GIVEN EXERCISE
Transcribe all of the material below word for word and leave out its pictures.
————————
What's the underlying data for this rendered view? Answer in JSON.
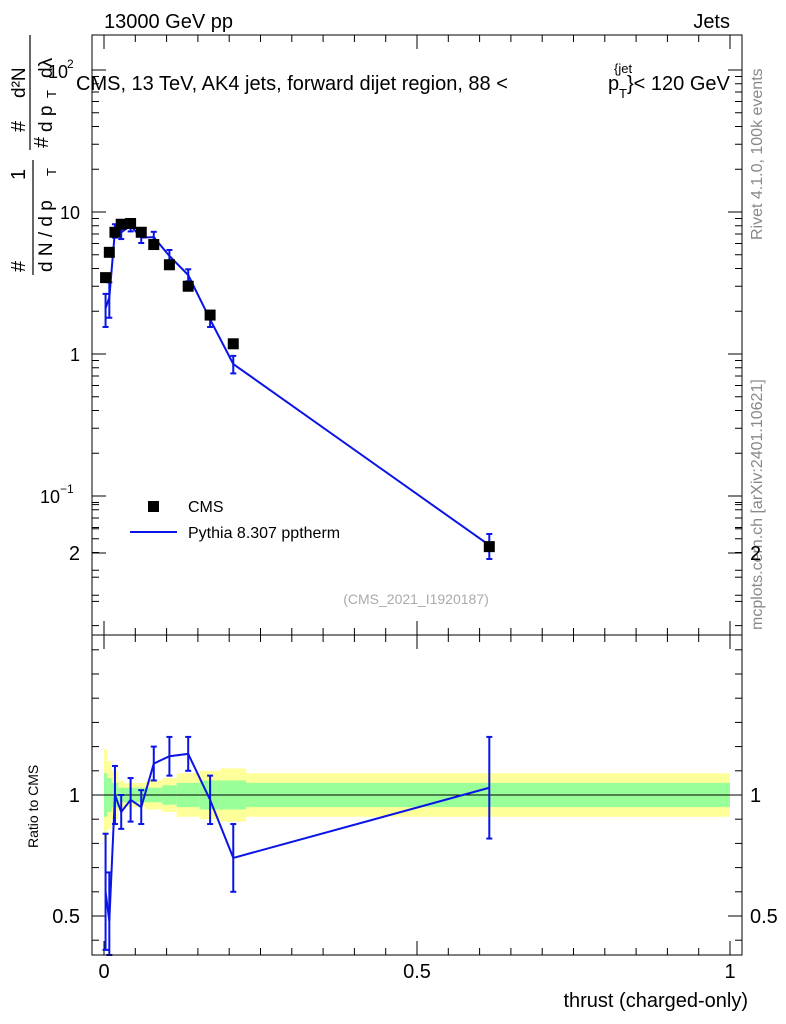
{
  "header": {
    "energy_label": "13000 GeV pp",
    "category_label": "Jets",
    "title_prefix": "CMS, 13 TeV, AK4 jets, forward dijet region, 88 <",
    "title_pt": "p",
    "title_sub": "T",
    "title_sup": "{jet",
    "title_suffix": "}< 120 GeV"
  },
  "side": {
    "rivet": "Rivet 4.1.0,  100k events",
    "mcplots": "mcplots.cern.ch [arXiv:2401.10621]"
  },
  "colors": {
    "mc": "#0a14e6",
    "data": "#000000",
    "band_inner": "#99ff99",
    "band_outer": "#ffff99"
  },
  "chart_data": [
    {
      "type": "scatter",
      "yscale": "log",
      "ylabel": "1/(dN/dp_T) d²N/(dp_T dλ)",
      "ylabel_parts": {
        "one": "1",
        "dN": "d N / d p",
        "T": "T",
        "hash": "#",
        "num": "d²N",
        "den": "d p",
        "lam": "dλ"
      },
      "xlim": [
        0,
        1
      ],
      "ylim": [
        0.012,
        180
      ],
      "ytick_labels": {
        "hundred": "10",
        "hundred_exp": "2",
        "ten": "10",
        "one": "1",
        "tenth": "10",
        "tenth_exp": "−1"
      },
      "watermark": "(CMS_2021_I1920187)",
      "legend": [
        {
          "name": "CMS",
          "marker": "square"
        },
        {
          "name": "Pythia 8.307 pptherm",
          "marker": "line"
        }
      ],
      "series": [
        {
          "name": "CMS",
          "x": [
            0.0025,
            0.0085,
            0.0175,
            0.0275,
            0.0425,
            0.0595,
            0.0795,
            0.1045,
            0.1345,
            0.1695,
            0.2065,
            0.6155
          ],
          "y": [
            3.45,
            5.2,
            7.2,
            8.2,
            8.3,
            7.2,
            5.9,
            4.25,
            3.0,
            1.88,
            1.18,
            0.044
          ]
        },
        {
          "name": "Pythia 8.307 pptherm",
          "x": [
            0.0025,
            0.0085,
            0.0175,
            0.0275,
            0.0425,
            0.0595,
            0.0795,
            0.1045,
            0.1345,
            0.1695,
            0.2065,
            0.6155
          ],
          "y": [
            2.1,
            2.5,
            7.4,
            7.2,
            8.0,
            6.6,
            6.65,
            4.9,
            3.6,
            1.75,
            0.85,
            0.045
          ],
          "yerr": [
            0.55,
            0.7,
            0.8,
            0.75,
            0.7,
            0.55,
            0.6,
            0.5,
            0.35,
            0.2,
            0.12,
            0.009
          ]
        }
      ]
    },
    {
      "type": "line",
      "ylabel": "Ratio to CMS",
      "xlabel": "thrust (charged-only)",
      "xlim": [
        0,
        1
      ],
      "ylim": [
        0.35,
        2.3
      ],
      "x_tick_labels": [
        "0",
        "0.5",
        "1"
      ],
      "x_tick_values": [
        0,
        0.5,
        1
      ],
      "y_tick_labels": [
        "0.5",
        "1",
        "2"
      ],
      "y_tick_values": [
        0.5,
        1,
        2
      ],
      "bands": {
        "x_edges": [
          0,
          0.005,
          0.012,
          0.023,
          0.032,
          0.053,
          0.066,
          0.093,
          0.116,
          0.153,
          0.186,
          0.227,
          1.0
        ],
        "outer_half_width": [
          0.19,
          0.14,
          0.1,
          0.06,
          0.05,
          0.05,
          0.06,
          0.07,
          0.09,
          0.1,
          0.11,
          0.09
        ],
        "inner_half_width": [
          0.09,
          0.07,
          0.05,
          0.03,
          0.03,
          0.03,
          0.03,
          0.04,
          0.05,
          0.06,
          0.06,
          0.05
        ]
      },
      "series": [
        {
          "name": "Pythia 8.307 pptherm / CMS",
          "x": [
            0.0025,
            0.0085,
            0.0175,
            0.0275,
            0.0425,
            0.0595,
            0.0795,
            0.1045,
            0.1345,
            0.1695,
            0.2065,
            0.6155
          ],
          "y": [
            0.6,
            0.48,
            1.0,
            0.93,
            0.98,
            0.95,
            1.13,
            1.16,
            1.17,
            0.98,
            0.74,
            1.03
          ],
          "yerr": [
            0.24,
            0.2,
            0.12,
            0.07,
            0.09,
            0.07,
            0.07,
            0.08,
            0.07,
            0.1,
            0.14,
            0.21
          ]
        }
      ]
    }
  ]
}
————————
COMPLETE ANSWER
What's the underlying data for this rendered view? Answer in JSON.
{
  "header": {
    "energy_label": "13000 GeV pp",
    "category_label": "Jets",
    "title_prefix": "CMS, 13 TeV, AK4 jets, forward dijet region, 88 <",
    "title_pt": "p",
    "title_sub": "T",
    "title_sup": "{jet",
    "title_suffix": "}< 120 GeV"
  },
  "side": {
    "rivet": "Rivet 4.1.0,  100k events",
    "mcplots": "mcplots.cern.ch [arXiv:2401.10621]"
  },
  "colors": {
    "mc": "#0a14e6",
    "data": "#000000",
    "band_inner": "#99ff99",
    "band_outer": "#ffff99"
  },
  "chart_data": [
    {
      "type": "scatter",
      "yscale": "log",
      "ylabel": "1/(dN/dp_T) d²N/(dp_T dλ)",
      "ylabel_parts": {
        "one": "1",
        "dN": "d N / d p",
        "T": "T",
        "hash": "#",
        "num": "d²N",
        "den": "d p",
        "lam": "dλ"
      },
      "xlim": [
        0,
        1
      ],
      "ylim": [
        0.012,
        180
      ],
      "ytick_labels": {
        "hundred": "10",
        "hundred_exp": "2",
        "ten": "10",
        "one": "1",
        "tenth": "10",
        "tenth_exp": "−1"
      },
      "watermark": "(CMS_2021_I1920187)",
      "legend": [
        {
          "name": "CMS",
          "marker": "square"
        },
        {
          "name": "Pythia 8.307 pptherm",
          "marker": "line"
        }
      ],
      "series": [
        {
          "name": "CMS",
          "x": [
            0.0025,
            0.0085,
            0.0175,
            0.0275,
            0.0425,
            0.0595,
            0.0795,
            0.1045,
            0.1345,
            0.1695,
            0.2065,
            0.6155
          ],
          "y": [
            3.45,
            5.2,
            7.2,
            8.2,
            8.3,
            7.2,
            5.9,
            4.25,
            3.0,
            1.88,
            1.18,
            0.044
          ]
        },
        {
          "name": "Pythia 8.307 pptherm",
          "x": [
            0.0025,
            0.0085,
            0.0175,
            0.0275,
            0.0425,
            0.0595,
            0.0795,
            0.1045,
            0.1345,
            0.1695,
            0.2065,
            0.6155
          ],
          "y": [
            2.1,
            2.5,
            7.4,
            7.2,
            8.0,
            6.6,
            6.65,
            4.9,
            3.6,
            1.75,
            0.85,
            0.045
          ],
          "yerr": [
            0.55,
            0.7,
            0.8,
            0.75,
            0.7,
            0.55,
            0.6,
            0.5,
            0.35,
            0.2,
            0.12,
            0.009
          ]
        }
      ]
    },
    {
      "type": "line",
      "ylabel": "Ratio to CMS",
      "xlabel": "thrust (charged-only)",
      "xlim": [
        0,
        1
      ],
      "ylim": [
        0.35,
        2.3
      ],
      "x_tick_labels": [
        "0",
        "0.5",
        "1"
      ],
      "x_tick_values": [
        0,
        0.5,
        1
      ],
      "y_tick_labels": [
        "0.5",
        "1",
        "2"
      ],
      "y_tick_values": [
        0.5,
        1,
        2
      ],
      "bands": {
        "x_edges": [
          0,
          0.005,
          0.012,
          0.023,
          0.032,
          0.053,
          0.066,
          0.093,
          0.116,
          0.153,
          0.186,
          0.227,
          1.0
        ],
        "outer_half_width": [
          0.19,
          0.14,
          0.1,
          0.06,
          0.05,
          0.05,
          0.06,
          0.07,
          0.09,
          0.1,
          0.11,
          0.09
        ],
        "inner_half_width": [
          0.09,
          0.07,
          0.05,
          0.03,
          0.03,
          0.03,
          0.03,
          0.04,
          0.05,
          0.06,
          0.06,
          0.05
        ]
      },
      "series": [
        {
          "name": "Pythia 8.307 pptherm / CMS",
          "x": [
            0.0025,
            0.0085,
            0.0175,
            0.0275,
            0.0425,
            0.0595,
            0.0795,
            0.1045,
            0.1345,
            0.1695,
            0.2065,
            0.6155
          ],
          "y": [
            0.6,
            0.48,
            1.0,
            0.93,
            0.98,
            0.95,
            1.13,
            1.16,
            1.17,
            0.98,
            0.74,
            1.03
          ],
          "yerr": [
            0.24,
            0.2,
            0.12,
            0.07,
            0.09,
            0.07,
            0.07,
            0.08,
            0.07,
            0.1,
            0.14,
            0.21
          ]
        }
      ]
    }
  ]
}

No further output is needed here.